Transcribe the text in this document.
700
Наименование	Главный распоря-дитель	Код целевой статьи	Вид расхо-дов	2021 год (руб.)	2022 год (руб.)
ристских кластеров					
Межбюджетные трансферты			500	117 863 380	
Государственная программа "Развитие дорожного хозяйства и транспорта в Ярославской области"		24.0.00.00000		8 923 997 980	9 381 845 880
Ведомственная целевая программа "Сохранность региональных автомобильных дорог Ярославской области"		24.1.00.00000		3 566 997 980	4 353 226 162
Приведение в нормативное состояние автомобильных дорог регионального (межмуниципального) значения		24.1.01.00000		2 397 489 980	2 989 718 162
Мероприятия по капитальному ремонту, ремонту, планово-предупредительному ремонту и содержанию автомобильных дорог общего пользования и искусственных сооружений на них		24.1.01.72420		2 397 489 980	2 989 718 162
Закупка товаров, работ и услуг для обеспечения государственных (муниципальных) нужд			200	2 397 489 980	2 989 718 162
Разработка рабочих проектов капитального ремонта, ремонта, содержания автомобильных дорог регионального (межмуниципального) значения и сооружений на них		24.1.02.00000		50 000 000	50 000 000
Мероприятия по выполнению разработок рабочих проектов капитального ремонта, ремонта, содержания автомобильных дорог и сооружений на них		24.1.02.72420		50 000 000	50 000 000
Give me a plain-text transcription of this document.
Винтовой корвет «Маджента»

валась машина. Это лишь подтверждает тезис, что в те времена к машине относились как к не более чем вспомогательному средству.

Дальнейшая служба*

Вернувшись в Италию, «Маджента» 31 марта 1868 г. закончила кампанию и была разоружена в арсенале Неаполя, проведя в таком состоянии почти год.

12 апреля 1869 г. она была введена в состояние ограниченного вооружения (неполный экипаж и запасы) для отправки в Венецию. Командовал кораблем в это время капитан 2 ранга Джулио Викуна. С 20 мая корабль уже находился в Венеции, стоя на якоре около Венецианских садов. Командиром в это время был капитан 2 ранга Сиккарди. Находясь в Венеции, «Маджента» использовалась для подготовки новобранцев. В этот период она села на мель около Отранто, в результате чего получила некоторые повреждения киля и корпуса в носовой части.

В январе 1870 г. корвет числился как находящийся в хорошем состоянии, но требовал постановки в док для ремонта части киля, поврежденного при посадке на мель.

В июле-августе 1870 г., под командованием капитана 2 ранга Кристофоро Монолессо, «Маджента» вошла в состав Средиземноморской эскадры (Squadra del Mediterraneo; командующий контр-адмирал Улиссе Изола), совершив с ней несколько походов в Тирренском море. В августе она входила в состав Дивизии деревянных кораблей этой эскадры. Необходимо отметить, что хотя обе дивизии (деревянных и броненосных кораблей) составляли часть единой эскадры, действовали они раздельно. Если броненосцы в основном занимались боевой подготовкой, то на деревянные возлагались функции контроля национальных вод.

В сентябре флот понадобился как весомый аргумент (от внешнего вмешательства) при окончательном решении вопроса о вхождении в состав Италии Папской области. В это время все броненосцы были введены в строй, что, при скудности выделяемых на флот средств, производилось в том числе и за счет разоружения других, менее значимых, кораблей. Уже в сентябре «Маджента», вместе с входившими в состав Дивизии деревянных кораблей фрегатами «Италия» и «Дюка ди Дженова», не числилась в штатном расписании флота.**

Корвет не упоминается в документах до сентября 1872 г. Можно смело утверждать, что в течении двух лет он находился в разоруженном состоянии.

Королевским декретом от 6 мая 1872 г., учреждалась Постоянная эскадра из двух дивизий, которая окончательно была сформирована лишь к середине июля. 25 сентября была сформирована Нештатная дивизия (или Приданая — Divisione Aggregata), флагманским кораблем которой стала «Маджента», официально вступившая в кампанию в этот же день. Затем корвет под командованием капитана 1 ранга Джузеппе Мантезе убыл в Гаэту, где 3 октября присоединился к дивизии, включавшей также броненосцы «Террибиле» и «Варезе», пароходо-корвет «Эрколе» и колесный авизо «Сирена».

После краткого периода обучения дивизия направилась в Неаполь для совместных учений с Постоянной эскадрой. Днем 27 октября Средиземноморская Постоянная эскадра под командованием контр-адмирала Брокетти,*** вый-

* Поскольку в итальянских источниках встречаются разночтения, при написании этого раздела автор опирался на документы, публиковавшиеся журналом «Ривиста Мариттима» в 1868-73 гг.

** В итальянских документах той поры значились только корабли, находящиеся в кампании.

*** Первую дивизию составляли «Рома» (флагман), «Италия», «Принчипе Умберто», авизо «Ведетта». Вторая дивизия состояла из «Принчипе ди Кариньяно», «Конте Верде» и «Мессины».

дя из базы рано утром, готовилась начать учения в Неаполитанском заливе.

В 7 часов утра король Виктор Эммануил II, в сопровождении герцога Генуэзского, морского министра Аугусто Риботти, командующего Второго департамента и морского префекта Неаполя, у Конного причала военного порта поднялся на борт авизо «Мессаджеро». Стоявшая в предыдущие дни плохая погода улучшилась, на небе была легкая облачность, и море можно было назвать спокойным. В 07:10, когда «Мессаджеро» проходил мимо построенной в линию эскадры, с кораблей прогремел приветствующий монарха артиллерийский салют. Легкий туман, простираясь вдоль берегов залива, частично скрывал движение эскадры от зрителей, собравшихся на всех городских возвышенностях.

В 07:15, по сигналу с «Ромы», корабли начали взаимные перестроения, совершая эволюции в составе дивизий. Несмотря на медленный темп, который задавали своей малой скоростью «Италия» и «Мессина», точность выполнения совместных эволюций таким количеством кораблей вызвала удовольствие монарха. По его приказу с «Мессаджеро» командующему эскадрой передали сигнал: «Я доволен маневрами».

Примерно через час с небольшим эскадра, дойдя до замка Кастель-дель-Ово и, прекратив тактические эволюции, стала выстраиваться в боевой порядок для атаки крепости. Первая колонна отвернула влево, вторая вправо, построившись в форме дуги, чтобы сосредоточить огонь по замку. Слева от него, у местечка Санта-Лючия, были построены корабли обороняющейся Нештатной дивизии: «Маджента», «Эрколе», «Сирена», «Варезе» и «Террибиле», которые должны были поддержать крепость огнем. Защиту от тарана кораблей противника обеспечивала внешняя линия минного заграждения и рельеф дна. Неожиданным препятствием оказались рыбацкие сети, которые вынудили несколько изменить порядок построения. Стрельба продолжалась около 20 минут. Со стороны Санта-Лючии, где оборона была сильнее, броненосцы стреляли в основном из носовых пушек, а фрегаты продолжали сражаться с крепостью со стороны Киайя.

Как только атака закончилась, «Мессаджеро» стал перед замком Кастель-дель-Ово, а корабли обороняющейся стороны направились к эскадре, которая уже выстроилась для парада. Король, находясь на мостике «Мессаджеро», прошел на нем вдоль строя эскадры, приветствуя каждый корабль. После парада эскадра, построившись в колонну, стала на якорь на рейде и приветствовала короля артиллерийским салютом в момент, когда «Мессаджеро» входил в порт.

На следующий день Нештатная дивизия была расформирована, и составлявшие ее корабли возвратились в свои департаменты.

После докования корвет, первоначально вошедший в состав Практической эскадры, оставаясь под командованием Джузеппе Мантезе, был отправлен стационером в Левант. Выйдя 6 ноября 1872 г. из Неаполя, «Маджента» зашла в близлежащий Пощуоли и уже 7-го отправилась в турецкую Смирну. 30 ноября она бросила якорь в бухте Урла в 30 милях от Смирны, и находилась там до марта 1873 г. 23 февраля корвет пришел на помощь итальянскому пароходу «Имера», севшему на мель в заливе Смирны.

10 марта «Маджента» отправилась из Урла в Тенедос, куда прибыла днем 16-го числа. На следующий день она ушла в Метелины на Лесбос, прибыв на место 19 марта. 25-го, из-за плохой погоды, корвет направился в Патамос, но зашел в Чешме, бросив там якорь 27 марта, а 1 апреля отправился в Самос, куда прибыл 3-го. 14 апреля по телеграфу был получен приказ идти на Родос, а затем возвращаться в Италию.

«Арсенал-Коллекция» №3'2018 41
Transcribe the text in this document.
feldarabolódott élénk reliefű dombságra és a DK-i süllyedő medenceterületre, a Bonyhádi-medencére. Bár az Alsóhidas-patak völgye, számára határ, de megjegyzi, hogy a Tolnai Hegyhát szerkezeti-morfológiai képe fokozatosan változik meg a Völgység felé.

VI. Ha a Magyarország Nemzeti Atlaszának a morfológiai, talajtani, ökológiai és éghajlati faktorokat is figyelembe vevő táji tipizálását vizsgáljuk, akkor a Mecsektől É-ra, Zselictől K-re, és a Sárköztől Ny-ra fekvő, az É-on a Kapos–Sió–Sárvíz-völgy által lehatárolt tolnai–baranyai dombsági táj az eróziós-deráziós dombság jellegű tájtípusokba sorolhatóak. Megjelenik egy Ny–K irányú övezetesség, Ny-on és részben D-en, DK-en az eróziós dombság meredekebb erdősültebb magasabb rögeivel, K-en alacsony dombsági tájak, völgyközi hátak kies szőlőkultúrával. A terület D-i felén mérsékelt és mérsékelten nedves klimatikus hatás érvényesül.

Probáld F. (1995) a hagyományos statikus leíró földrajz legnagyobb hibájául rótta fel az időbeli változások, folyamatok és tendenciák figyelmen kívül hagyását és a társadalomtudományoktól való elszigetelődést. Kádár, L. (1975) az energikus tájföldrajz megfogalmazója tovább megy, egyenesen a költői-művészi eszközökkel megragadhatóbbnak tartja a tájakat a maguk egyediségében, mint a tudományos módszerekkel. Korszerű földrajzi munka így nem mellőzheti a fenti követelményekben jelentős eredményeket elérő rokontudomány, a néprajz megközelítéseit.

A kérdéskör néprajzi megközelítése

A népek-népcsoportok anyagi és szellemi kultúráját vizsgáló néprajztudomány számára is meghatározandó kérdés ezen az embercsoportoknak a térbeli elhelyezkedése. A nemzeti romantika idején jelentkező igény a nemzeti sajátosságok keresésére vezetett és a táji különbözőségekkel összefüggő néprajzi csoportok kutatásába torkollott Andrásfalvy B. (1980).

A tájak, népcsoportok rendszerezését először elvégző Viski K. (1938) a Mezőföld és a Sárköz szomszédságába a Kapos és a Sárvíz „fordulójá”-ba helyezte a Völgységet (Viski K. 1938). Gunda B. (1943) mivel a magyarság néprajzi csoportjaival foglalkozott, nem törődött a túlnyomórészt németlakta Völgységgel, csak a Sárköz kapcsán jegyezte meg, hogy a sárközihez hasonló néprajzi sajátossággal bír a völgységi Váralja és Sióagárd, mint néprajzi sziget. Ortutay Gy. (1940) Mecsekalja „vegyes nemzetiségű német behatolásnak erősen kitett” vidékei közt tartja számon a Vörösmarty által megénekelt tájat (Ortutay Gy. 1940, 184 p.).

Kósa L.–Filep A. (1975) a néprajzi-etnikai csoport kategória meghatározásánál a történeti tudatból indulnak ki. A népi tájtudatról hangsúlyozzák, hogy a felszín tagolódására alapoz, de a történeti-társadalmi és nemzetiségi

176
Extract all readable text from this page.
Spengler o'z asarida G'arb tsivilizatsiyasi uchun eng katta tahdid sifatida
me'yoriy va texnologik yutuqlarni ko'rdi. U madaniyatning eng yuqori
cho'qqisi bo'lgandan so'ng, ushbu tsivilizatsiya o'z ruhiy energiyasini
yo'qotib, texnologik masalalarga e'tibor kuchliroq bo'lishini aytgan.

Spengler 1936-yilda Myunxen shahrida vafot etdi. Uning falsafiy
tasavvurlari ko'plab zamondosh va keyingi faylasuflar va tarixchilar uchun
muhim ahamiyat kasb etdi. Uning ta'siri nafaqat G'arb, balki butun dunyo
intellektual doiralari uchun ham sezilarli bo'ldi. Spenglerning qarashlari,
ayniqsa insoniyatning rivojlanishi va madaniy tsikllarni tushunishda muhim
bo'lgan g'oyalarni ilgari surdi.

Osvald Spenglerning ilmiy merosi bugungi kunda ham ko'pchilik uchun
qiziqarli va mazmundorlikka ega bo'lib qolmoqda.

.....

Goal – Using the material above, gather every line that includes "Нештатная".

Exercise output –
Королевским декретом от 6 мая 1872 г., учреждалась Постоянная эскадра из двух дивизий, которая окончательно была сформирована лишь к середине июля. 25 сентября была сформирована Нештатная дивизия (или Приданая — Divisione Aggregata), флагманским кораблем которой стала «Маджента», официально вступившая в кампанию в этот же день. Затем корвет под командованием капитана 1 ранга Джузеппе Мантезе убыл в Гаэту, где 3 октября присоединился к дивизии, включавшей также броненосцы «Террибиле» и «Варезе», пароходо-корвет «Эрколе» и колесный авизо «Сирена».
На следующий день Нештатная дивизия была расформирована, и составлявшие ее корабли возвратились в свои департаменты.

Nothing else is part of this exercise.